REQUIRED TASK -
Report the count of lines that carry the string "McHAFFIE", and add nothing.

Dataset items
= = =

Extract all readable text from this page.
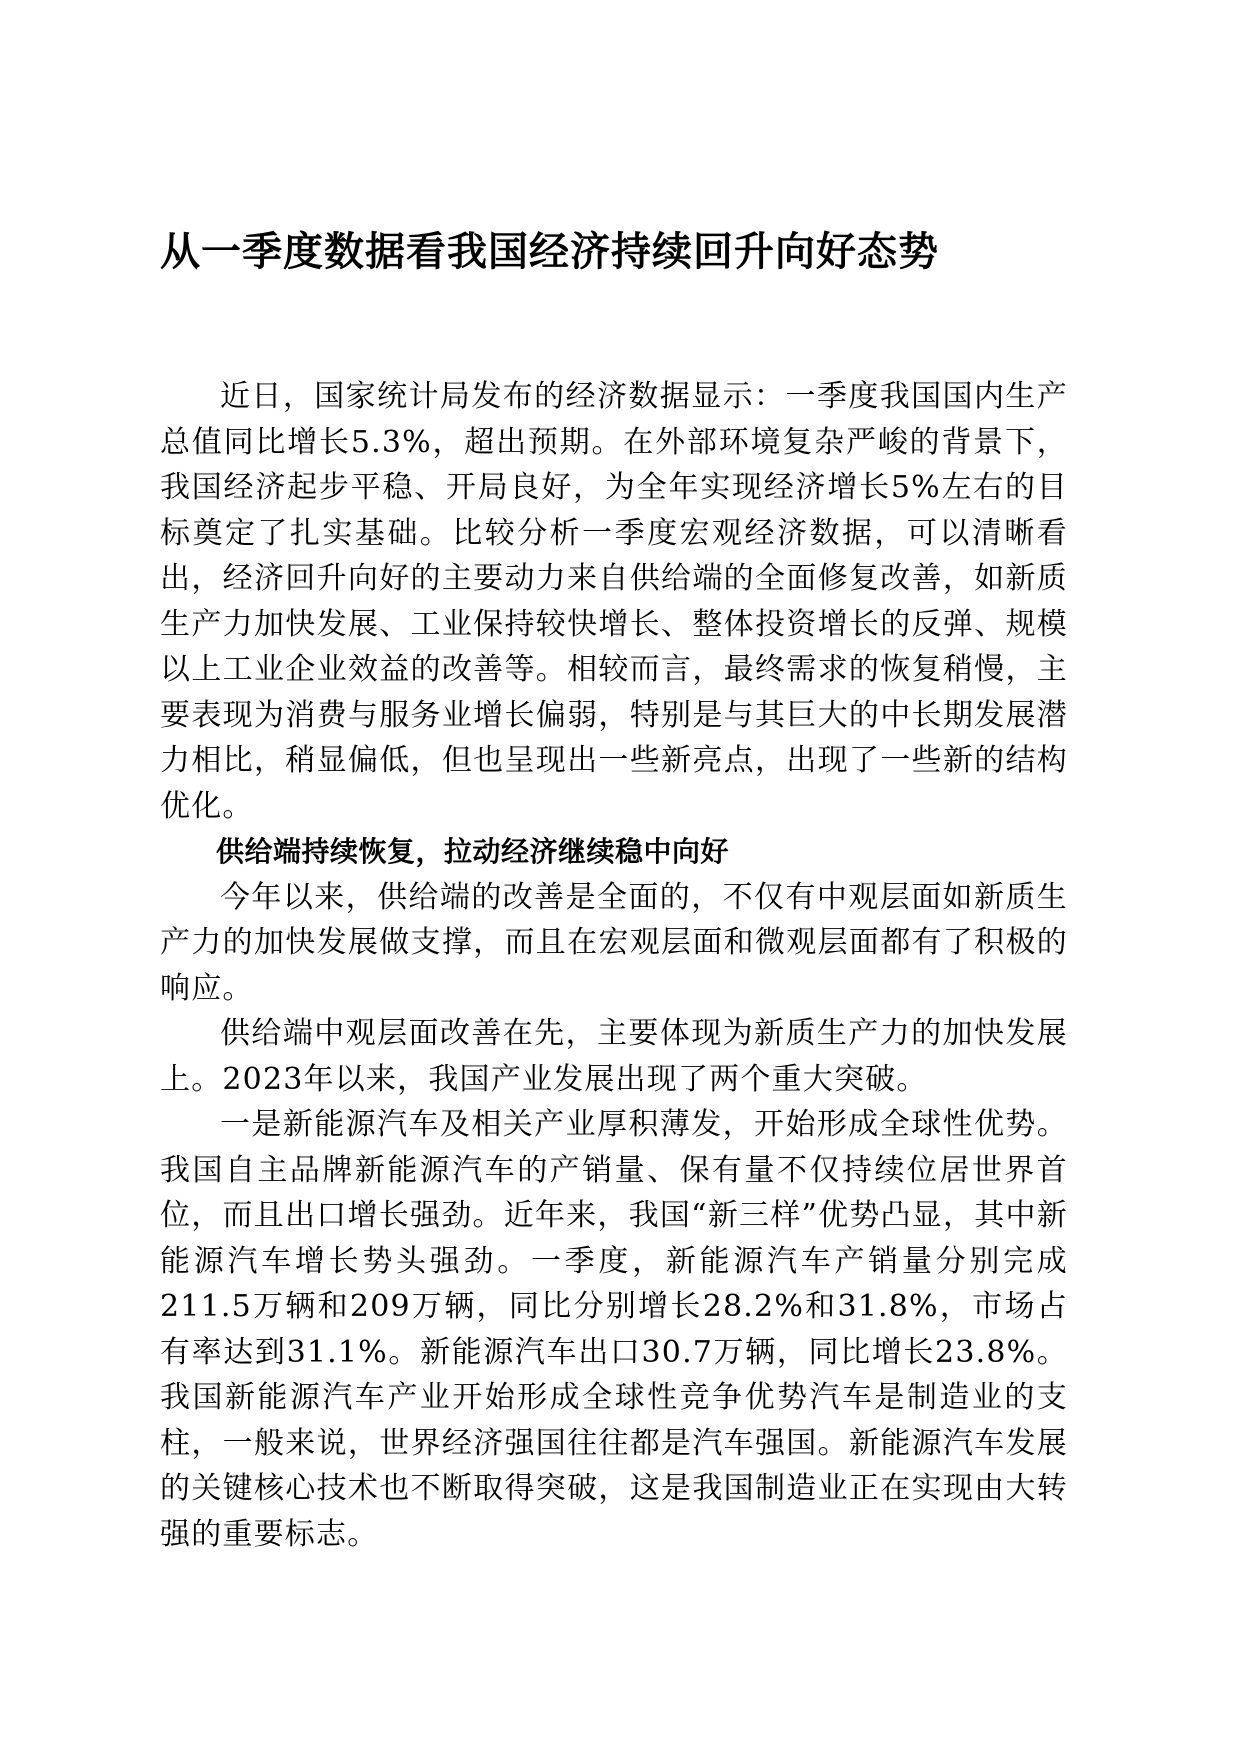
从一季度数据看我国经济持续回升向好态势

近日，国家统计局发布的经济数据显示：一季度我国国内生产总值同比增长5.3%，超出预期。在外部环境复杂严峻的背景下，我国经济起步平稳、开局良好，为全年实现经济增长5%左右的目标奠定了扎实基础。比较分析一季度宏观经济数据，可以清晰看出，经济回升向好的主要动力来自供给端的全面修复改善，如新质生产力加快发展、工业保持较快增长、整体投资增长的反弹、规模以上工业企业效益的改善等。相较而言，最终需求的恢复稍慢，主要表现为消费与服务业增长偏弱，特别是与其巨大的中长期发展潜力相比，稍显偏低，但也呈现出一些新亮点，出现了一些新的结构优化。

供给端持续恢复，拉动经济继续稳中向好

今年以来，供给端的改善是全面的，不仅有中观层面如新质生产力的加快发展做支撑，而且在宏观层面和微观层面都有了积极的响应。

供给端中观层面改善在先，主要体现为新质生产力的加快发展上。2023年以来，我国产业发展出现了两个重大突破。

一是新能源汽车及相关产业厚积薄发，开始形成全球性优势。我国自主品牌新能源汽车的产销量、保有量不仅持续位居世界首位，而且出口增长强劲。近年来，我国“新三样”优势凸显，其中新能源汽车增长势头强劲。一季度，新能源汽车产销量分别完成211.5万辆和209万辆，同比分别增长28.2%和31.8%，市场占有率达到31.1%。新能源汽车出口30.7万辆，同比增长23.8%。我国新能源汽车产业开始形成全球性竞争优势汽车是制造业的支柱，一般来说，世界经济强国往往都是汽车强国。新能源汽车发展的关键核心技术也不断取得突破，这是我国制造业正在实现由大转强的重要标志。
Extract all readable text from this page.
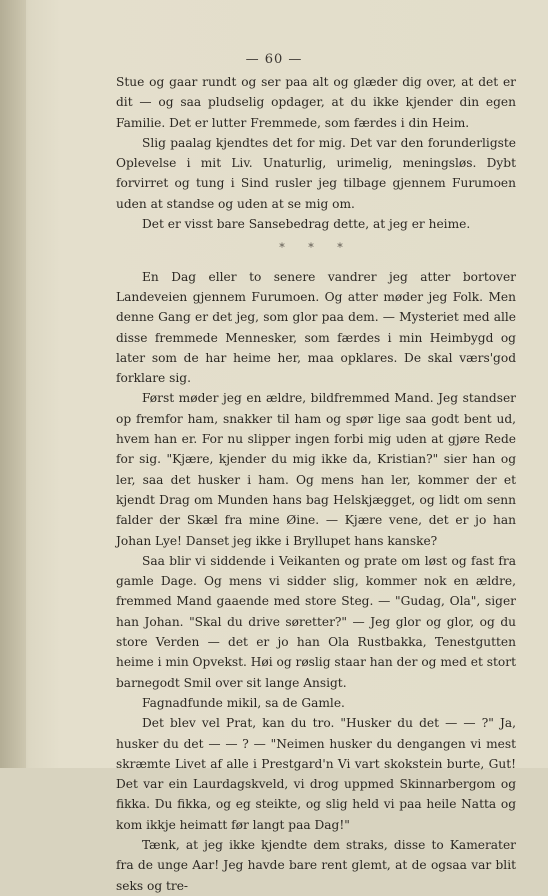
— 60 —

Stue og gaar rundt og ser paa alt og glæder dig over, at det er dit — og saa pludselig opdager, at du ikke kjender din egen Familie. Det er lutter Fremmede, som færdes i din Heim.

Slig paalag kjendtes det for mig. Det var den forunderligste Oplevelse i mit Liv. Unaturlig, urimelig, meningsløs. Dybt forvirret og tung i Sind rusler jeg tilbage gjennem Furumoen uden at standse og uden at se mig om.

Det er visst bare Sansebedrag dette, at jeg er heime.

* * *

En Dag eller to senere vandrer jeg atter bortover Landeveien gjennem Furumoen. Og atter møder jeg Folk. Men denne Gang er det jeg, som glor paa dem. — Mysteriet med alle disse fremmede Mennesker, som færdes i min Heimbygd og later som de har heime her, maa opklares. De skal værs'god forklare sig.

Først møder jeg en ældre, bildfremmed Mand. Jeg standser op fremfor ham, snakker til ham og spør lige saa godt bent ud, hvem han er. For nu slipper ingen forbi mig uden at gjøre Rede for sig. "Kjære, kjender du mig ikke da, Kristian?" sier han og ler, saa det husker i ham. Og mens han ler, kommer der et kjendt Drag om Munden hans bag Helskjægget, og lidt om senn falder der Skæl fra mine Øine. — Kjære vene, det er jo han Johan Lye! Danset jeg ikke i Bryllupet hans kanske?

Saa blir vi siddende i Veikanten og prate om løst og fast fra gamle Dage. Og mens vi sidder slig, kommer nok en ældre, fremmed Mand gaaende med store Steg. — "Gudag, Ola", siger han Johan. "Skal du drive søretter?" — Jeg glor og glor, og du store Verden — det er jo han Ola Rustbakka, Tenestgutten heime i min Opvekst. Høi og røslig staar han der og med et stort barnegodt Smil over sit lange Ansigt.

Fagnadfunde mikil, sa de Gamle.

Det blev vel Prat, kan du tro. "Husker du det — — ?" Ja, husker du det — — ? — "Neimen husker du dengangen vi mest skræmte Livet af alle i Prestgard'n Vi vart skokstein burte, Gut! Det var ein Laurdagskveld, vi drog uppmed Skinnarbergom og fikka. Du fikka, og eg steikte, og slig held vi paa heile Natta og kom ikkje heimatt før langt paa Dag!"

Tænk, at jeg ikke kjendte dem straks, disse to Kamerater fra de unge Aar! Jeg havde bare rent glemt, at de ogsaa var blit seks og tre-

= = =

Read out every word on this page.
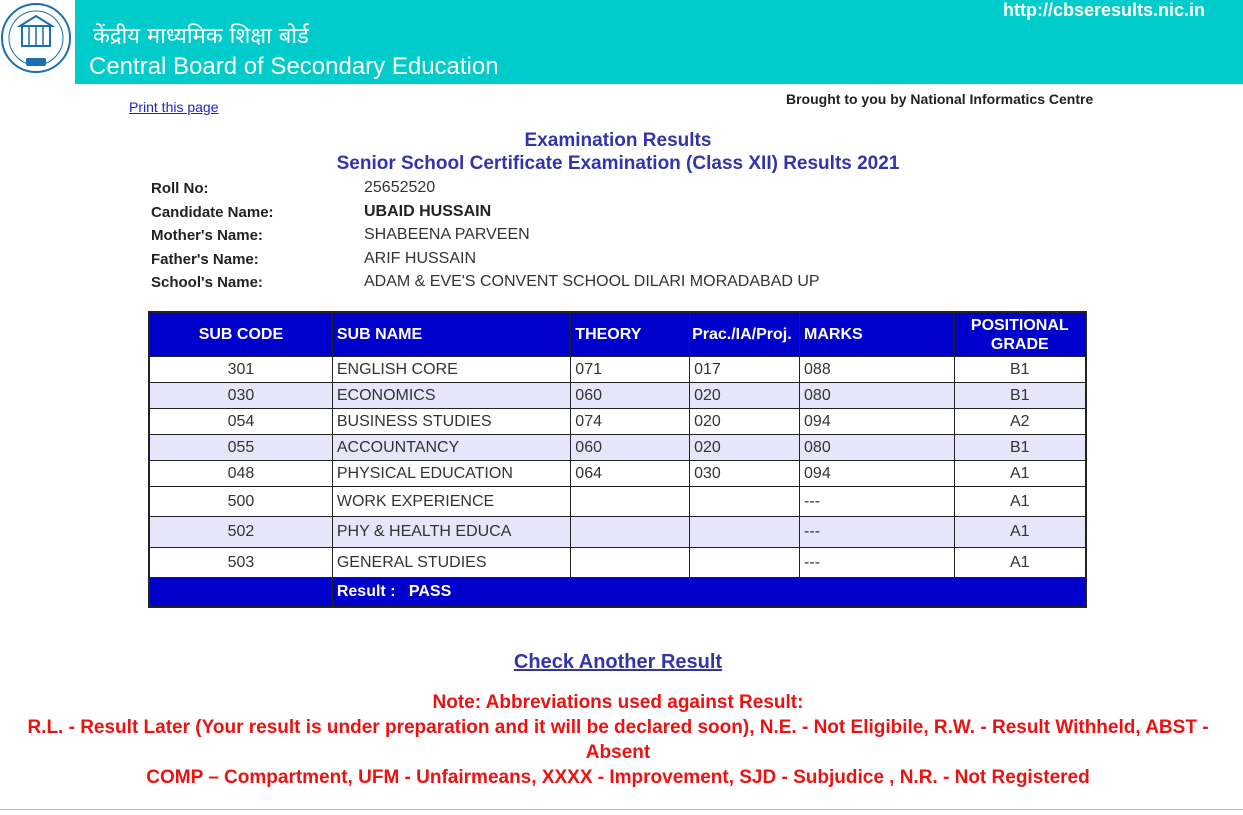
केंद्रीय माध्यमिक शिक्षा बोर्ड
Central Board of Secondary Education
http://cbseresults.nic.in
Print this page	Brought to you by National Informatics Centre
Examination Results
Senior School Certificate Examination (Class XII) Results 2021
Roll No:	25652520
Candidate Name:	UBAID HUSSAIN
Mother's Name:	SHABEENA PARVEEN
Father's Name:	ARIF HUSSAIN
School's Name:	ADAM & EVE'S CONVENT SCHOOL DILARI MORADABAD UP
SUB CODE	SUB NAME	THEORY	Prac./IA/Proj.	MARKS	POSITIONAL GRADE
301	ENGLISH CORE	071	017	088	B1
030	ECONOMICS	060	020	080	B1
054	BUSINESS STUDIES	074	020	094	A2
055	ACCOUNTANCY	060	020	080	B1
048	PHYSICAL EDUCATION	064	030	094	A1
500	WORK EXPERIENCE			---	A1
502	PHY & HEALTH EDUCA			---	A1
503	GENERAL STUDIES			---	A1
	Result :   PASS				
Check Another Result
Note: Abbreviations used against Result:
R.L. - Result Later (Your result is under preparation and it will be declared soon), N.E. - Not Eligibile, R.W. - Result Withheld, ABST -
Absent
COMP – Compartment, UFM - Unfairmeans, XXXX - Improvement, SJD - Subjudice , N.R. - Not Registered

= = =

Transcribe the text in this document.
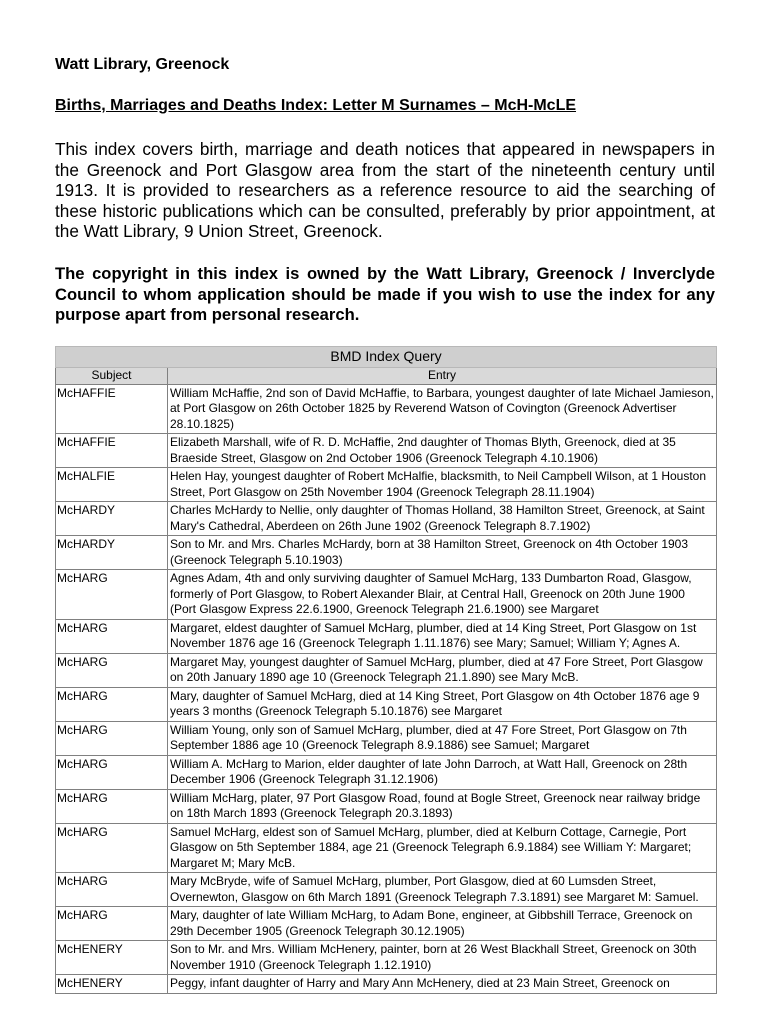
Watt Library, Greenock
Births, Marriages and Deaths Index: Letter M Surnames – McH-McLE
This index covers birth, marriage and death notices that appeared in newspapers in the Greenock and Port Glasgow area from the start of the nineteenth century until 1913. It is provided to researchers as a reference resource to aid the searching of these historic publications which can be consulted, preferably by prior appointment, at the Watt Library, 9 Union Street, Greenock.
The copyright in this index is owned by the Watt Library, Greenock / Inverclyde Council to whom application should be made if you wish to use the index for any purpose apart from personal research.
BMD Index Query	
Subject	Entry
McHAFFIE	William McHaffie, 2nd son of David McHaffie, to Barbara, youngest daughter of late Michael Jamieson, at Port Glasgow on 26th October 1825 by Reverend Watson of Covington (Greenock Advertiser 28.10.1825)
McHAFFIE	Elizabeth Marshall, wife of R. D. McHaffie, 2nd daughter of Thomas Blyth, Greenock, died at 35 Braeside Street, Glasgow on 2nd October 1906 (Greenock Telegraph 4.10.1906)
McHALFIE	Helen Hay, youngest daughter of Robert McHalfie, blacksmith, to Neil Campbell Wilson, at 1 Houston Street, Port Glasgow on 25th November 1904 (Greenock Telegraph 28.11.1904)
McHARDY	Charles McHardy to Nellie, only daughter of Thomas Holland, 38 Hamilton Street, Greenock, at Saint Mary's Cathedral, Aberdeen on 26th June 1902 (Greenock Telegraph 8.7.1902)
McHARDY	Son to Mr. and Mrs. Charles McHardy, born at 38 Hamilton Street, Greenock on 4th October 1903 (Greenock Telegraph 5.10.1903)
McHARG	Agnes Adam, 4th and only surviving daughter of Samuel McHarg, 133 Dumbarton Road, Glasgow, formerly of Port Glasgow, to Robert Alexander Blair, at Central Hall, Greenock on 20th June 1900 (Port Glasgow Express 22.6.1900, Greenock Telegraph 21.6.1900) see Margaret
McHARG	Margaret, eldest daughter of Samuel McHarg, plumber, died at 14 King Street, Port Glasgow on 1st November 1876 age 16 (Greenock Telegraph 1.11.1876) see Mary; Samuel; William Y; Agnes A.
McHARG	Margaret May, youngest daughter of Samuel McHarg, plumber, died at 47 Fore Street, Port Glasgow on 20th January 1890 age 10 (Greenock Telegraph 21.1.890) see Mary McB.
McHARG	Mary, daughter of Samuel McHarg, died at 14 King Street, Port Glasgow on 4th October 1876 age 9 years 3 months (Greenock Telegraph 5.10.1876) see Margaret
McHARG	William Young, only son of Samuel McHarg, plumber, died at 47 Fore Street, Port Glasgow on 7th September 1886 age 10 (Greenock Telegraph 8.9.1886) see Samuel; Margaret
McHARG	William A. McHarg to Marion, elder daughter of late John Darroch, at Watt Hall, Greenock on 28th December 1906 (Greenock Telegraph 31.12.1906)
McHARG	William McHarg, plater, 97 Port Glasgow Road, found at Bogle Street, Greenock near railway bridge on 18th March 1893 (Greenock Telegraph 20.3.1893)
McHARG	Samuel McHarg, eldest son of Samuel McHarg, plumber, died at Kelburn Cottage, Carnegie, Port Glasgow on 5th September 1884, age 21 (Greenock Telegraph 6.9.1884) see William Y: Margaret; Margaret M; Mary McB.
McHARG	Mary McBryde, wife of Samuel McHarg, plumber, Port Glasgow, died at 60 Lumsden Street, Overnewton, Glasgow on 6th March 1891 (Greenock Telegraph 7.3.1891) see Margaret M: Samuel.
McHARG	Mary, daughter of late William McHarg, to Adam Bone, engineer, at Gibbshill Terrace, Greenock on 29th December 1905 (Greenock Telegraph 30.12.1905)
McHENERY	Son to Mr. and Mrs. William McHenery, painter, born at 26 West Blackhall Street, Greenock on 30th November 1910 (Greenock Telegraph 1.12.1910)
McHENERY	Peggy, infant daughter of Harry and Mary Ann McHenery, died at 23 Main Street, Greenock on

= = =

EXERCISE RESPONSE -
2